Exercise directions: Pull out every line from the listing that has the word "value".

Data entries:
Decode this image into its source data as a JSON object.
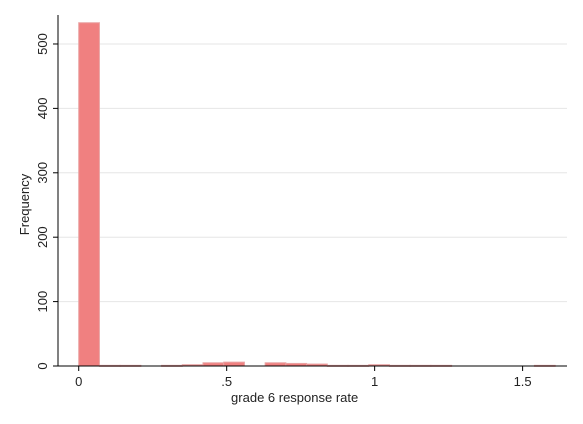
{
  "chart_data": {
    "type": "bar",
    "xlabel": "grade 6 response rate",
    "ylabel": "Frequency",
    "xlim": [
      -0.07,
      1.65
    ],
    "ylim": [
      0,
      545
    ],
    "x_ticks": [
      {
        "value": 0,
        "label": "0"
      },
      {
        "value": 0.5,
        "label": ".5"
      },
      {
        "value": 1,
        "label": "1"
      },
      {
        "value": 1.5,
        "label": "1.5"
      }
    ],
    "y_ticks": [
      {
        "value": 0,
        "label": "0"
      },
      {
        "value": 100,
        "label": "100"
      },
      {
        "value": 200,
        "label": "200"
      },
      {
        "value": 300,
        "label": "300"
      },
      {
        "value": 400,
        "label": "400"
      },
      {
        "value": 500,
        "label": "500"
      }
    ],
    "grid": true,
    "bar_color": "#f08080",
    "bar_edge_color": "#e9a3a3",
    "bins": [
      {
        "x0": 0.0,
        "x1": 0.07,
        "count": 533
      },
      {
        "x0": 0.07,
        "x1": 0.14,
        "count": 1
      },
      {
        "x0": 0.14,
        "x1": 0.21,
        "count": 1
      },
      {
        "x0": 0.21,
        "x1": 0.28,
        "count": 0
      },
      {
        "x0": 0.28,
        "x1": 0.35,
        "count": 1
      },
      {
        "x0": 0.35,
        "x1": 0.42,
        "count": 2
      },
      {
        "x0": 0.42,
        "x1": 0.49,
        "count": 5
      },
      {
        "x0": 0.49,
        "x1": 0.56,
        "count": 6
      },
      {
        "x0": 0.56,
        "x1": 0.63,
        "count": 0
      },
      {
        "x0": 0.63,
        "x1": 0.7,
        "count": 5
      },
      {
        "x0": 0.7,
        "x1": 0.77,
        "count": 4
      },
      {
        "x0": 0.77,
        "x1": 0.84,
        "count": 3
      },
      {
        "x0": 0.84,
        "x1": 0.91,
        "count": 1
      },
      {
        "x0": 0.91,
        "x1": 0.98,
        "count": 1
      },
      {
        "x0": 0.98,
        "x1": 1.05,
        "count": 2
      },
      {
        "x0": 1.05,
        "x1": 1.12,
        "count": 1
      },
      {
        "x0": 1.12,
        "x1": 1.19,
        "count": 1
      },
      {
        "x0": 1.19,
        "x1": 1.26,
        "count": 1
      },
      {
        "x0": 1.26,
        "x1": 1.33,
        "count": 0
      },
      {
        "x0": 1.33,
        "x1": 1.4,
        "count": 0
      },
      {
        "x0": 1.4,
        "x1": 1.47,
        "count": 0
      },
      {
        "x0": 1.47,
        "x1": 1.54,
        "count": 0
      },
      {
        "x0": 1.54,
        "x1": 1.61,
        "count": 1
      }
    ]
  }
}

Solution to the problem:
        "value": 0,
        "value": 0.5,
        "value": 1,
        "value": 1.5,
        "value": 0,
        "value": 100,
        "value": 200,
        "value": 300,
        "value": 400,
        "value": 500,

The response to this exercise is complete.